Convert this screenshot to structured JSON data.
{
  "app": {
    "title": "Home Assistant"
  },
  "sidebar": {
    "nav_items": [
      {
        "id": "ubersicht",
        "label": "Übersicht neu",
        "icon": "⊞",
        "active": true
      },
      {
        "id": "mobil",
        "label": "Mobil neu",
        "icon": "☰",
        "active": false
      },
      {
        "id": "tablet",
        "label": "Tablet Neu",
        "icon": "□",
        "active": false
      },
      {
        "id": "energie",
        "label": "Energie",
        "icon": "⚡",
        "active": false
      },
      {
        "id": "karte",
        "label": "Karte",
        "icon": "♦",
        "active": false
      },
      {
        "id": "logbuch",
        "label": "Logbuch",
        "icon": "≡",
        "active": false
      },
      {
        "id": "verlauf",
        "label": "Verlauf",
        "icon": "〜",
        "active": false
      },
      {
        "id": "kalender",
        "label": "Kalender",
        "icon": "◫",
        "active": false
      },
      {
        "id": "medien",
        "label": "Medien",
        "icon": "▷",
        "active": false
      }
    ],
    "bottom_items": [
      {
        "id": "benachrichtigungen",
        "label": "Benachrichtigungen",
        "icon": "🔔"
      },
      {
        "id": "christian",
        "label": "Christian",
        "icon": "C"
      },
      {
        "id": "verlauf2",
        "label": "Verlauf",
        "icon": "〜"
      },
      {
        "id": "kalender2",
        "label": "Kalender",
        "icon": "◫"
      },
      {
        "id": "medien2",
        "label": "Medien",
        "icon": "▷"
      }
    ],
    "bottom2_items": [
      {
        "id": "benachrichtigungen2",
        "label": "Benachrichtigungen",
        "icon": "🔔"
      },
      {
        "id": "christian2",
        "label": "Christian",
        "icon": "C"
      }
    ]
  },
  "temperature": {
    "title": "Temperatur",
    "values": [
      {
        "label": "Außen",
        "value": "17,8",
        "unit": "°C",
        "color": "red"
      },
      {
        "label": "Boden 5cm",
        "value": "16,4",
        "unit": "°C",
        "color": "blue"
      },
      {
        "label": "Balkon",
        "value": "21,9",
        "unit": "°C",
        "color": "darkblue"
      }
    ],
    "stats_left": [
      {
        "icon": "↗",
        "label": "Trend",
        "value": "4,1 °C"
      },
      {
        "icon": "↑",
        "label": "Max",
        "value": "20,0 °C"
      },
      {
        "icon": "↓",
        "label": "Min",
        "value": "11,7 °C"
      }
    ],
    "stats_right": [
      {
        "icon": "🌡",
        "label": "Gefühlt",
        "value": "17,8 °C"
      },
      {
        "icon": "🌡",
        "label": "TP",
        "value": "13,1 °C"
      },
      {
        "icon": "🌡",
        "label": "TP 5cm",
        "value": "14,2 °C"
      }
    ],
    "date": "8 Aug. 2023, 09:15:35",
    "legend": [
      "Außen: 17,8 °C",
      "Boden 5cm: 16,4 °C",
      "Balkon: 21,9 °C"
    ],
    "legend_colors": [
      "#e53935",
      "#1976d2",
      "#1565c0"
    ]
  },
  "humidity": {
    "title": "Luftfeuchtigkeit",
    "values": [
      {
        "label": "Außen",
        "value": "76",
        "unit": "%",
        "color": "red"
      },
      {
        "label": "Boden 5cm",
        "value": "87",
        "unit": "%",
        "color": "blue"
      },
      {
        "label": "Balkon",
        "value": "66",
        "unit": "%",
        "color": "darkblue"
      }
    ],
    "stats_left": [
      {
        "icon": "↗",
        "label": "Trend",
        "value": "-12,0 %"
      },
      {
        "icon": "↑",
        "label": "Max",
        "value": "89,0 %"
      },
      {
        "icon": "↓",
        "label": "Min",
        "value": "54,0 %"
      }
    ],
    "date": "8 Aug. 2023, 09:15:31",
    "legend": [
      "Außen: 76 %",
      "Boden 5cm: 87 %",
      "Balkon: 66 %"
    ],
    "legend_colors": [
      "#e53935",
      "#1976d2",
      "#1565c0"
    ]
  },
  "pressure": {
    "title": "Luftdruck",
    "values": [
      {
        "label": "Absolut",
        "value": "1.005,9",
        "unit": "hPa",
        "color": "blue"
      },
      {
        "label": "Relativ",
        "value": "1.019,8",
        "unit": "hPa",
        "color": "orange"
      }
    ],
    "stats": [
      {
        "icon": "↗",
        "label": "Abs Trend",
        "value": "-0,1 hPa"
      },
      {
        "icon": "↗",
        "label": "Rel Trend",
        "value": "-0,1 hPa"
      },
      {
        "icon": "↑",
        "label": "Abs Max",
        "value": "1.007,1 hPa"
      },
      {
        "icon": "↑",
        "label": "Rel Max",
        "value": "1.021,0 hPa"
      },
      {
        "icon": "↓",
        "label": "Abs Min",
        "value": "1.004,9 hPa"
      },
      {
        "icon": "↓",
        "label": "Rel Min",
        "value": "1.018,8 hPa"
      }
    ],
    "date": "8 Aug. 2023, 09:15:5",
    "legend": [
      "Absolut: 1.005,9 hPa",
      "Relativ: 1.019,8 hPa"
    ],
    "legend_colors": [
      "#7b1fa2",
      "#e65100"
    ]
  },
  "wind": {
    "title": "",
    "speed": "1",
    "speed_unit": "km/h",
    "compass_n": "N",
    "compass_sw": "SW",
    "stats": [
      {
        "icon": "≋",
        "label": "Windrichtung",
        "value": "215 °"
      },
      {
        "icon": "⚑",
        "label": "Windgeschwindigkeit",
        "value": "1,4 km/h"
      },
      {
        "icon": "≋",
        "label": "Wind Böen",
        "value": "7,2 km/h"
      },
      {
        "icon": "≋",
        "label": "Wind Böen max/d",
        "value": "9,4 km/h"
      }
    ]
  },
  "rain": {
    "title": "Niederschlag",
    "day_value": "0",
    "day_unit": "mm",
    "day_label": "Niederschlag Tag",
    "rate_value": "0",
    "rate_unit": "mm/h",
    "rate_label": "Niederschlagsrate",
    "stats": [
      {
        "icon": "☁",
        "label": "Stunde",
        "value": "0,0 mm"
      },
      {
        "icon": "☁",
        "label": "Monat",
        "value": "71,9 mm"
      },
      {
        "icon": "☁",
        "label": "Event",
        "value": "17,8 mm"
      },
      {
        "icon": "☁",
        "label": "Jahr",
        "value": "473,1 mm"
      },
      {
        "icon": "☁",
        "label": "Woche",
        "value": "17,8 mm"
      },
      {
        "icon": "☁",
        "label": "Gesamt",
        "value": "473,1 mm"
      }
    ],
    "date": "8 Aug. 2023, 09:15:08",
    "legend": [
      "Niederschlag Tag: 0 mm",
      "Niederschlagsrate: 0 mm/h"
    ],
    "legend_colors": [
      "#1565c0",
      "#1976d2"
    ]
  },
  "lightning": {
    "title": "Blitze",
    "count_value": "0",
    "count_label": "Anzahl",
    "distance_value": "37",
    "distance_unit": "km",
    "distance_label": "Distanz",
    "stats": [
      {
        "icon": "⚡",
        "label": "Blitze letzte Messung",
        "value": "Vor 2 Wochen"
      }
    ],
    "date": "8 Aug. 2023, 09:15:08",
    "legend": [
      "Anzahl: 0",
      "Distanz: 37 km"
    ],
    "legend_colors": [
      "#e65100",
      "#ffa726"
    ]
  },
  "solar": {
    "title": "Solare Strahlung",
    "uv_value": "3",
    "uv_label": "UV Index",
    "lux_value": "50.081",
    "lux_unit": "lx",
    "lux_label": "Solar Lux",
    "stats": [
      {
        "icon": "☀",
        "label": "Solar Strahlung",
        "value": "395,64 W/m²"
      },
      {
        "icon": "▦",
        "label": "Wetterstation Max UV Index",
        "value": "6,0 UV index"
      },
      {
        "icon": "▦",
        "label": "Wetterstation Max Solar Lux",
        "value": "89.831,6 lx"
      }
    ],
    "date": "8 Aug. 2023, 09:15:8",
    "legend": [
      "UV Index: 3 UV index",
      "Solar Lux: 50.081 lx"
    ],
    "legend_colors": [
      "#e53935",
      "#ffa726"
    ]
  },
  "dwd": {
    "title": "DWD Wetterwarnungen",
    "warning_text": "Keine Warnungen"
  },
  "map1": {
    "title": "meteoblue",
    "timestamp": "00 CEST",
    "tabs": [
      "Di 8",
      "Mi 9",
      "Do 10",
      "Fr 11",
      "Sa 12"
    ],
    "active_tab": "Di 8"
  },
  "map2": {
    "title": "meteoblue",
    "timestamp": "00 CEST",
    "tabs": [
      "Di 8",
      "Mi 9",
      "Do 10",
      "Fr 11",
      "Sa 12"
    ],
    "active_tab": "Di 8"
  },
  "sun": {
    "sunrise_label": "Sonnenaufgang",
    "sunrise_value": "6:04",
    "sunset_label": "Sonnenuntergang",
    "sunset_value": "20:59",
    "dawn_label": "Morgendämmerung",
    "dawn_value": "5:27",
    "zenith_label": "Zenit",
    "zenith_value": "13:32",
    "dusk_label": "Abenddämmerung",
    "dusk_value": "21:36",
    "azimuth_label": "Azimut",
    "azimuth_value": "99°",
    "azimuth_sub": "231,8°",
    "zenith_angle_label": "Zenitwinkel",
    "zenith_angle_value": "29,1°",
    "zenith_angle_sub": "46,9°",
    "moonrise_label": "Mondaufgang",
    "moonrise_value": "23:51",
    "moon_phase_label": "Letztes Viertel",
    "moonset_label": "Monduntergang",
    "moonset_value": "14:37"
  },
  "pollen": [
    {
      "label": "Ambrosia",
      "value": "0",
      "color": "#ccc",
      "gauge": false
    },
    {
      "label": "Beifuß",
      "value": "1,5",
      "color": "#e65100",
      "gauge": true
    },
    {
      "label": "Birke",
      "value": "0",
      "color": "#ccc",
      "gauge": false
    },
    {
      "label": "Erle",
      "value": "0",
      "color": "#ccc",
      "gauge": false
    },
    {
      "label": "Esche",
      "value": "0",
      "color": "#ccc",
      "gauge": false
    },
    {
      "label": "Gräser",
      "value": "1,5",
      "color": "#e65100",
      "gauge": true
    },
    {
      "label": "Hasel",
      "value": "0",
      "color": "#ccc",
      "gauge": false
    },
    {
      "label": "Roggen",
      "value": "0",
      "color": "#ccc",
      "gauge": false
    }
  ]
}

—————

GOAL OF THE EXERCISE
Pull out the lines above in which the word "Blitze" appears.

TASK ANSWER
    "title": "Blitze",
        "label": "Blitze letzte Messung",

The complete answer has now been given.